● **Task to complete**
Answer with only the number of lines below where "Department" appears.

*** The records ***

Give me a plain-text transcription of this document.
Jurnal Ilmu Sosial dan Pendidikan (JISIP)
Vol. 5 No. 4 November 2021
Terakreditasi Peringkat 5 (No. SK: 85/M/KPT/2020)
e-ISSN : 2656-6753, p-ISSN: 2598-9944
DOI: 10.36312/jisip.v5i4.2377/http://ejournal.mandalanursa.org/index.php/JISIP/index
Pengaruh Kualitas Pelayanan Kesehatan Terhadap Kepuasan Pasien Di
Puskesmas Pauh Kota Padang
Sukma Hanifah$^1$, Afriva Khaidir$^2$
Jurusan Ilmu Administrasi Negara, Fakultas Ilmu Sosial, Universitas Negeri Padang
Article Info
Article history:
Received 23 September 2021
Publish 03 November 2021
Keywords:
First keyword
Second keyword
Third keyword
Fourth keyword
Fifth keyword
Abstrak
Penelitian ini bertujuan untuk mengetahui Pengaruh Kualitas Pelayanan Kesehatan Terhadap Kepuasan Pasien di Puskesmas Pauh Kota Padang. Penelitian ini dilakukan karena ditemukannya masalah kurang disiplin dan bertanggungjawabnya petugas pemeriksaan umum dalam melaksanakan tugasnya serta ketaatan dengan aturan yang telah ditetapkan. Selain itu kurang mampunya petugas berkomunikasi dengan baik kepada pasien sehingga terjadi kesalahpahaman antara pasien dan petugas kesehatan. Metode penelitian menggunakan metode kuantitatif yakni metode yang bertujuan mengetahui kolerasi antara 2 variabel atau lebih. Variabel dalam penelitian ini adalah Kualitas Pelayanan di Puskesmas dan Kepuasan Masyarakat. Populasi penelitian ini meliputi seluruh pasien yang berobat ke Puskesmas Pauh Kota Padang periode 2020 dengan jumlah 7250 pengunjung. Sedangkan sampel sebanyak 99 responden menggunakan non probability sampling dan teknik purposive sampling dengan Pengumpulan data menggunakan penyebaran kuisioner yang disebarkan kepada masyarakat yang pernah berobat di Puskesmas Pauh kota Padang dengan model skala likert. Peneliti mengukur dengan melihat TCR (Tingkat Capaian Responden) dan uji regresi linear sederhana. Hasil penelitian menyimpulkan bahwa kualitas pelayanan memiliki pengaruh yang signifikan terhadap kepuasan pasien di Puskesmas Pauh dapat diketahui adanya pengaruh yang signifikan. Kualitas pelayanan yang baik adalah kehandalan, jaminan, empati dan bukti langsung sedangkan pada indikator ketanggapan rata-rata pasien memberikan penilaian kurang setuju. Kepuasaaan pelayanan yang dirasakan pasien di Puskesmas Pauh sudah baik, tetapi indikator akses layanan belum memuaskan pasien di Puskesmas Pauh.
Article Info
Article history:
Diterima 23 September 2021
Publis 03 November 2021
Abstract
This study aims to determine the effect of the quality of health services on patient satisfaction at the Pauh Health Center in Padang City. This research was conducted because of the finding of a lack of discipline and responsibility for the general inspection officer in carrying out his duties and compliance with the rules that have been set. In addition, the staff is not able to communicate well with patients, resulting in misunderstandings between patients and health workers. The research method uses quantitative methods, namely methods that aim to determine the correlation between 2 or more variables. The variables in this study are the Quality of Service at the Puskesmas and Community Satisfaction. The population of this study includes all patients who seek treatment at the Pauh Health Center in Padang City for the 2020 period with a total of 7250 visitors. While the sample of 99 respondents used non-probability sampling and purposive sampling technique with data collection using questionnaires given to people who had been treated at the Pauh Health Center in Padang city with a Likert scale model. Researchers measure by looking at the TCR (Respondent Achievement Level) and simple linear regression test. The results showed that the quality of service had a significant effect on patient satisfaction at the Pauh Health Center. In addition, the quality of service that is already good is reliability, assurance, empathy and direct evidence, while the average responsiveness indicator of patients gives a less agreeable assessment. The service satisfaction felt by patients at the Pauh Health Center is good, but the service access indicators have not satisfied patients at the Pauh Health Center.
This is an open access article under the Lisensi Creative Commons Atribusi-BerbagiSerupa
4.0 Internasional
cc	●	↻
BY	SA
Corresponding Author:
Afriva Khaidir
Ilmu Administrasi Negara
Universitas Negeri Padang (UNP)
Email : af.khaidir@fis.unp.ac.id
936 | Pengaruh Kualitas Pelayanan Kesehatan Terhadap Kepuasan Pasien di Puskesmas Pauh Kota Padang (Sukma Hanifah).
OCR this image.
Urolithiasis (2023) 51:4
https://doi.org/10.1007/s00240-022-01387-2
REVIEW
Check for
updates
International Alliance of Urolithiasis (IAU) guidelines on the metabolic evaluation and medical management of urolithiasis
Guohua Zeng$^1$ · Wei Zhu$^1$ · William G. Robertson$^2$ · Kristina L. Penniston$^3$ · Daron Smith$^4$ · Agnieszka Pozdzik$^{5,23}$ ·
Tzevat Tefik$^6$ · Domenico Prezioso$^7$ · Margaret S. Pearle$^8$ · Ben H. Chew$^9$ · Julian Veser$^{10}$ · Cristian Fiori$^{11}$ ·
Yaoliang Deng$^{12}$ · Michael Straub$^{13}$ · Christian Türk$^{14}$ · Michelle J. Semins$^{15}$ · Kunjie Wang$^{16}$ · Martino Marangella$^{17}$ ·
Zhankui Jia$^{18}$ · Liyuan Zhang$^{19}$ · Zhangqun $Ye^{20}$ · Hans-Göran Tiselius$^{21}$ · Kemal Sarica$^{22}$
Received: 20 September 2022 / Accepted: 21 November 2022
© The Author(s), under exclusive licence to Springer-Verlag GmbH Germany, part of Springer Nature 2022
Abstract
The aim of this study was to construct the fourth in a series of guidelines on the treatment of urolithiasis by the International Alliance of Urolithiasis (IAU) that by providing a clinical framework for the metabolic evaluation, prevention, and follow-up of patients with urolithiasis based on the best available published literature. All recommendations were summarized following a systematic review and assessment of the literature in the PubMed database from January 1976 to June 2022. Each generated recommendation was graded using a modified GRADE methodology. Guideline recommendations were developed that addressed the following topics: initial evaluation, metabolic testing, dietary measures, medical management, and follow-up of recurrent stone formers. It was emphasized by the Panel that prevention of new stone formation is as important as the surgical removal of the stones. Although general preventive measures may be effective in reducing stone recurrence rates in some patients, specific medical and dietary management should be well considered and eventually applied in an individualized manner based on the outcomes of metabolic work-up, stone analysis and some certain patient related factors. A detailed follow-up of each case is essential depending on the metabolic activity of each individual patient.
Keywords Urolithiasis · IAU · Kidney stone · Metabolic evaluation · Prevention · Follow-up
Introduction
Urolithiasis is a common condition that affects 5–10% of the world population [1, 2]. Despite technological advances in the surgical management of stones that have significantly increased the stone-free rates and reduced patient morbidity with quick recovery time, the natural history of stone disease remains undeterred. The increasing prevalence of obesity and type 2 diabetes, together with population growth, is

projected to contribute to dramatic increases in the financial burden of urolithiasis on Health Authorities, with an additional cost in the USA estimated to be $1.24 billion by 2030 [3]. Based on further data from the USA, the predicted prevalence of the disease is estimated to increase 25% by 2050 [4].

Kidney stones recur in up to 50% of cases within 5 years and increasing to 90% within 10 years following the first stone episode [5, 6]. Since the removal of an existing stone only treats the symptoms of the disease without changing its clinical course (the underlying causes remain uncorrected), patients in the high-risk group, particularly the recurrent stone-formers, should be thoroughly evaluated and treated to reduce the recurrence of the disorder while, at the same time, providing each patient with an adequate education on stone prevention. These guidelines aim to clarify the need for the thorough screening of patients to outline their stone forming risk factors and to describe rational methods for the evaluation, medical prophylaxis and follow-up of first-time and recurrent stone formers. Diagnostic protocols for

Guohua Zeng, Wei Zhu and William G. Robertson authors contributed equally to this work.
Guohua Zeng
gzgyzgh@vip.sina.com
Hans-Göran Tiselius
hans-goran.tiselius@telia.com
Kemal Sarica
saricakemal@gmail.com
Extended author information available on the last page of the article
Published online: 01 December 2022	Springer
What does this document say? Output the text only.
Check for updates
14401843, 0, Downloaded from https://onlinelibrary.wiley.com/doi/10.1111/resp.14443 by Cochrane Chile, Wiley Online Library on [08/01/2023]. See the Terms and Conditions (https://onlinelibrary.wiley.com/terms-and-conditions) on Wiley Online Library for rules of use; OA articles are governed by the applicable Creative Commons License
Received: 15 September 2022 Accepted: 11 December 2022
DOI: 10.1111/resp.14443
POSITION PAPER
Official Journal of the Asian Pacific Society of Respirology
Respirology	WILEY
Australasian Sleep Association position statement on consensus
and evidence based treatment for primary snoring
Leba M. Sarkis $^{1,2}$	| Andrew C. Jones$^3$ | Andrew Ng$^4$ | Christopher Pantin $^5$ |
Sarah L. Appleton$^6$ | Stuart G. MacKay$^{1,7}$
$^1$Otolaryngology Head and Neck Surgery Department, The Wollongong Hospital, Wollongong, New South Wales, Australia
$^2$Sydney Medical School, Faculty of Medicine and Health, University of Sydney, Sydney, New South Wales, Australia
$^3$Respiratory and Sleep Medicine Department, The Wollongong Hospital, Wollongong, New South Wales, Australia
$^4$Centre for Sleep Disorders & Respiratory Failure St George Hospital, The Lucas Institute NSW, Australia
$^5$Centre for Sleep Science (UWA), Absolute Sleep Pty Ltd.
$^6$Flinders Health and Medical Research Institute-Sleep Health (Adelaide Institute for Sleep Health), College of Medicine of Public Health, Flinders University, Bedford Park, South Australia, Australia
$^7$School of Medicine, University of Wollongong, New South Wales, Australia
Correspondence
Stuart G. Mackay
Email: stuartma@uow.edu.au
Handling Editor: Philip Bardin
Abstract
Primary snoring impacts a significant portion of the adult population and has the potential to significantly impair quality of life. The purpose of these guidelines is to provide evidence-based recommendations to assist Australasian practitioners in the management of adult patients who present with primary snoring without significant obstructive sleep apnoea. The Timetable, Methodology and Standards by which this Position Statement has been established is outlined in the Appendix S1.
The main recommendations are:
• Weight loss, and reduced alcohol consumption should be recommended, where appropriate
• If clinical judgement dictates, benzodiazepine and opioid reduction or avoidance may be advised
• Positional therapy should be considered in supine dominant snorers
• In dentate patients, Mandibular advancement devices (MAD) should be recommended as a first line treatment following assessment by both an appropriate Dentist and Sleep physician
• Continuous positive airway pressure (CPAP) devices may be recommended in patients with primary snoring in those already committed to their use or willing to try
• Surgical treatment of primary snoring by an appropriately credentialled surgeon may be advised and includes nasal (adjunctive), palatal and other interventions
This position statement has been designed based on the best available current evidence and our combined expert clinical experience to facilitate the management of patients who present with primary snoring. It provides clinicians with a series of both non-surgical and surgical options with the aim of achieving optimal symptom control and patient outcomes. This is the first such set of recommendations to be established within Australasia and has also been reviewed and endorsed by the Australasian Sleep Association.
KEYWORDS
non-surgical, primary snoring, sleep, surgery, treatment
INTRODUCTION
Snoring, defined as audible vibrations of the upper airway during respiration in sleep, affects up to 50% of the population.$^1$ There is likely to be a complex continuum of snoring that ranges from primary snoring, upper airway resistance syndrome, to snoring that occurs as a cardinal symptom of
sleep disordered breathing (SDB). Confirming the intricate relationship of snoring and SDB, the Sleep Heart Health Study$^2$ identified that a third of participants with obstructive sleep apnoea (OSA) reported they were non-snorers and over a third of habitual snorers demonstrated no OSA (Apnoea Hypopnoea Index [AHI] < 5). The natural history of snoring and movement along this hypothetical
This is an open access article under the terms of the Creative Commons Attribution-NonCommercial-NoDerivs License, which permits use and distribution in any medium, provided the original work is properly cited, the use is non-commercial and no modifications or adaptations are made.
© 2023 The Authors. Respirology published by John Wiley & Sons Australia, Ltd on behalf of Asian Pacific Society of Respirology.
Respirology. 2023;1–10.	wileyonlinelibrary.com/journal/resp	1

*** End of The records ***

● **Reply to the exercise**
2